■ Aim ■
Show every line where "Mouse" occurs.

━━━ Data shown ━━━

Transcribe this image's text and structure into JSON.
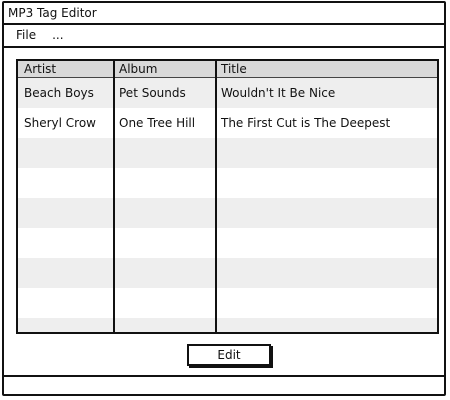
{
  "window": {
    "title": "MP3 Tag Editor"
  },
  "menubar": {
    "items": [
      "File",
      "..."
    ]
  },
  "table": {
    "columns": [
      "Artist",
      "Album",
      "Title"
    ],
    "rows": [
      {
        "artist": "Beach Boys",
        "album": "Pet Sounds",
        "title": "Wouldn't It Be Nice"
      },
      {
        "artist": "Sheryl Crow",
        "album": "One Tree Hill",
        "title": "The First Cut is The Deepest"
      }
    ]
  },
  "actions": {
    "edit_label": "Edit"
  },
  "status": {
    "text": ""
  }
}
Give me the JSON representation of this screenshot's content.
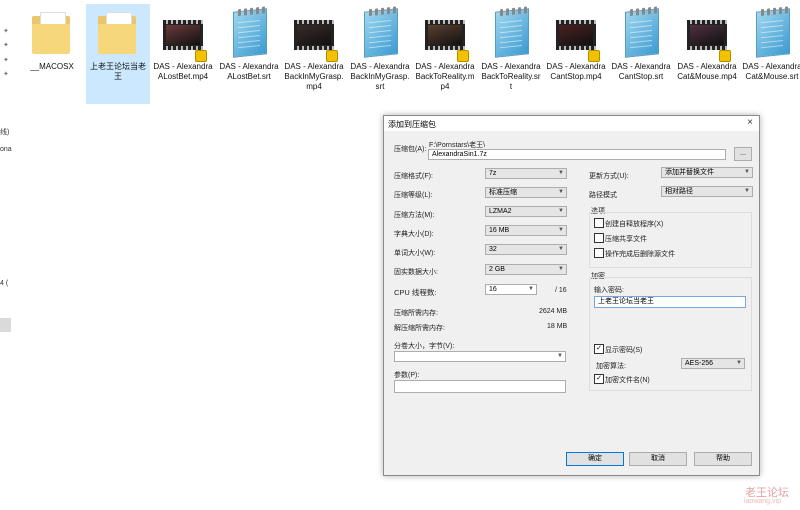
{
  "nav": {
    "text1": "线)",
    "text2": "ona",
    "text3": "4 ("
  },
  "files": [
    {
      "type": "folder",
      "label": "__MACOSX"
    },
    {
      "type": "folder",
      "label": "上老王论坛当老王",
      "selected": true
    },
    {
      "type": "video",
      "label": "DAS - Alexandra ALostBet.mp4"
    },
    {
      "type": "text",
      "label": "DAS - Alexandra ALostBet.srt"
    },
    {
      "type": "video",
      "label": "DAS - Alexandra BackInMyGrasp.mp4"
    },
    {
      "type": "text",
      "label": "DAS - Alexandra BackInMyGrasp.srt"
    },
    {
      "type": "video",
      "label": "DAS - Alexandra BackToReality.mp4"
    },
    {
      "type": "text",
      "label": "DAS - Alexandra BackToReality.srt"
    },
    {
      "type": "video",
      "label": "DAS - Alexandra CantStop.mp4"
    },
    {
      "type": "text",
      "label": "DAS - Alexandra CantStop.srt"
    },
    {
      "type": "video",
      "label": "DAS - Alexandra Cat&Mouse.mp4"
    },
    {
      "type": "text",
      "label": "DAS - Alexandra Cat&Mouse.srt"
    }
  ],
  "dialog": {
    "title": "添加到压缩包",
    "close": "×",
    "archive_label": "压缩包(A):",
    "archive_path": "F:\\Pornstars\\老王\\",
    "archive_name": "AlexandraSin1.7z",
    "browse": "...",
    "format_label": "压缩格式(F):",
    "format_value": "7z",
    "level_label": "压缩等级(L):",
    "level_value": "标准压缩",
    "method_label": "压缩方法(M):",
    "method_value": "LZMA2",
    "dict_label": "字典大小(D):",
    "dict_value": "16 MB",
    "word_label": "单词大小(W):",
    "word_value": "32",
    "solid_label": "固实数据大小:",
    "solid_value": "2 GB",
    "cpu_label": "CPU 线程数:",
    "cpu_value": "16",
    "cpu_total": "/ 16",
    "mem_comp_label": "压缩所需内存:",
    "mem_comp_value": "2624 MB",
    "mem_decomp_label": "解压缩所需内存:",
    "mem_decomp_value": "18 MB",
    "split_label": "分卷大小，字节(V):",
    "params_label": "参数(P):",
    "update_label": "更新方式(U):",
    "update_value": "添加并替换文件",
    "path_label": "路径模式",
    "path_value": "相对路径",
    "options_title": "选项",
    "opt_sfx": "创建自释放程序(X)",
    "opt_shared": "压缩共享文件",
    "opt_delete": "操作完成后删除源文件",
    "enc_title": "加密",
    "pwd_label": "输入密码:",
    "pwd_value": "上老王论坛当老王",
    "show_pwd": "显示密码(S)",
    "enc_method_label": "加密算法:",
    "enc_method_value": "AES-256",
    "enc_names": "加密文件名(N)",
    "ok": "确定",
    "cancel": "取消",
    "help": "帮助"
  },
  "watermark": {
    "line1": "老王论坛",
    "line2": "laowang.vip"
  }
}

━━━

■ Reply ■
      "label": "DAS - Alexandra Cat&Mouse.mp4"
      "label": "DAS - Alexandra Cat&Mouse.srt"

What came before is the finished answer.